## What to produce
The entries below are to be repeated exactly as they stand.

[Entries taken from a collection]
## start

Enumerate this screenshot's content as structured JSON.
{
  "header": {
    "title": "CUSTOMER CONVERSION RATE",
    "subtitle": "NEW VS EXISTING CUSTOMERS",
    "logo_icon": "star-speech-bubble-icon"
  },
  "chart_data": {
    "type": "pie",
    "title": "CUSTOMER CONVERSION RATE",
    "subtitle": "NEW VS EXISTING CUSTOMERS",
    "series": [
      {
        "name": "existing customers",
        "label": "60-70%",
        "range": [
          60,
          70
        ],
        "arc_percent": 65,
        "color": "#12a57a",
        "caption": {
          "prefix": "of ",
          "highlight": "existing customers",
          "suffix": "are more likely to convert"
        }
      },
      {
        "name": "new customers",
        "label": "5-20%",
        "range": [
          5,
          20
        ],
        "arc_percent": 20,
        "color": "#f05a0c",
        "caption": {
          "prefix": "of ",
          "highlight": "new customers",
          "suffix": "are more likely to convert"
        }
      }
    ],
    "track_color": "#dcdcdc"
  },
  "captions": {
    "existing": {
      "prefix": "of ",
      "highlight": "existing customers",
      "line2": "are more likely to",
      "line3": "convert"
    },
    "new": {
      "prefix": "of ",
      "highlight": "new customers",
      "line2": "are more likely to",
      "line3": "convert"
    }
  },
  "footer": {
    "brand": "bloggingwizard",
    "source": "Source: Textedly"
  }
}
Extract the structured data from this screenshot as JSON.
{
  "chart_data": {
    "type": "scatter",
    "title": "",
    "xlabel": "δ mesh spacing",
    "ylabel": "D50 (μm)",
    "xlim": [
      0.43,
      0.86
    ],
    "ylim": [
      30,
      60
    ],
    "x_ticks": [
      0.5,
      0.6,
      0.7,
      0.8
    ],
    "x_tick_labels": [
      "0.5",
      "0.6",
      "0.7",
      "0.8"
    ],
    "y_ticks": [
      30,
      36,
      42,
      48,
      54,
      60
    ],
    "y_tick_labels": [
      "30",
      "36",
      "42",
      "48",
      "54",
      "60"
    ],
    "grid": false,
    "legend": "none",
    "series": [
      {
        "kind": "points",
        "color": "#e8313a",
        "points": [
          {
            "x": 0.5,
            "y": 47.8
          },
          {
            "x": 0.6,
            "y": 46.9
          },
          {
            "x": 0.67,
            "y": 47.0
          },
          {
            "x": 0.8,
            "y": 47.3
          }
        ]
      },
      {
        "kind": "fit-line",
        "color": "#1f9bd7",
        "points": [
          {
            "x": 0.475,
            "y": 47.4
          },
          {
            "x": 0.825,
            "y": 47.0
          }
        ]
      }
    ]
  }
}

## end

## Worked solution
Enumerate this screenshot's content as structured JSON.
{
  "header": {
    "title": "CUSTOMER CONVERSION RATE",
    "subtitle": "NEW VS EXISTING CUSTOMERS",
    "logo_icon": "star-speech-bubble-icon"
  },
  "chart_data": {
    "type": "pie",
    "title": "CUSTOMER CONVERSION RATE",
    "subtitle": "NEW VS EXISTING CUSTOMERS",
    "series": [
      {
        "name": "existing customers",
        "label": "60-70%",
        "range": [
          60,
          70
        ],
        "arc_percent": 65,
        "color": "#12a57a",
        "caption": {
          "prefix": "of ",
          "highlight": "existing customers",
          "suffix": "are more likely to convert"
        }
      },
      {
        "name": "new customers",
        "label": "5-20%",
        "range": [
          5,
          20
        ],
        "arc_percent": 20,
        "color": "#f05a0c",
        "caption": {
          "prefix": "of ",
          "highlight": "new customers",
          "suffix": "are more likely to convert"
        }
      }
    ],
    "track_color": "#dcdcdc"
  },
  "captions": {
    "existing": {
      "prefix": "of ",
      "highlight": "existing customers",
      "line2": "are more likely to",
      "line3": "convert"
    },
    "new": {
      "prefix": "of ",
      "highlight": "new customers",
      "line2": "are more likely to",
      "line3": "convert"
    }
  },
  "footer": {
    "brand": "bloggingwizard",
    "source": "Source: Textedly"
  }
}
Extract the structured data from this screenshot as JSON.
{
  "chart_data": {
    "type": "scatter",
    "title": "",
    "xlabel": "δ mesh spacing",
    "ylabel": "D50 (μm)",
    "xlim": [
      0.43,
      0.86
    ],
    "ylim": [
      30,
      60
    ],
    "x_ticks": [
      0.5,
      0.6,
      0.7,
      0.8
    ],
    "x_tick_labels": [
      "0.5",
      "0.6",
      "0.7",
      "0.8"
    ],
    "y_ticks": [
      30,
      36,
      42,
      48,
      54,
      60
    ],
    "y_tick_labels": [
      "30",
      "36",
      "42",
      "48",
      "54",
      "60"
    ],
    "grid": false,
    "legend": "none",
    "series": [
      {
        "kind": "points",
        "color": "#e8313a",
        "points": [
          {
            "x": 0.5,
            "y": 47.8
          },
          {
            "x": 0.6,
            "y": 46.9
          },
          {
            "x": 0.67,
            "y": 47.0
          },
          {
            "x": 0.8,
            "y": 47.3
          }
        ]
      },
      {
        "kind": "fit-line",
        "color": "#1f9bd7",
        "points": [
          {
            "x": 0.475,
            "y": 47.4
          },
          {
            "x": 0.825,
            "y": 47.0
          }
        ]
      }
    ]
  }
}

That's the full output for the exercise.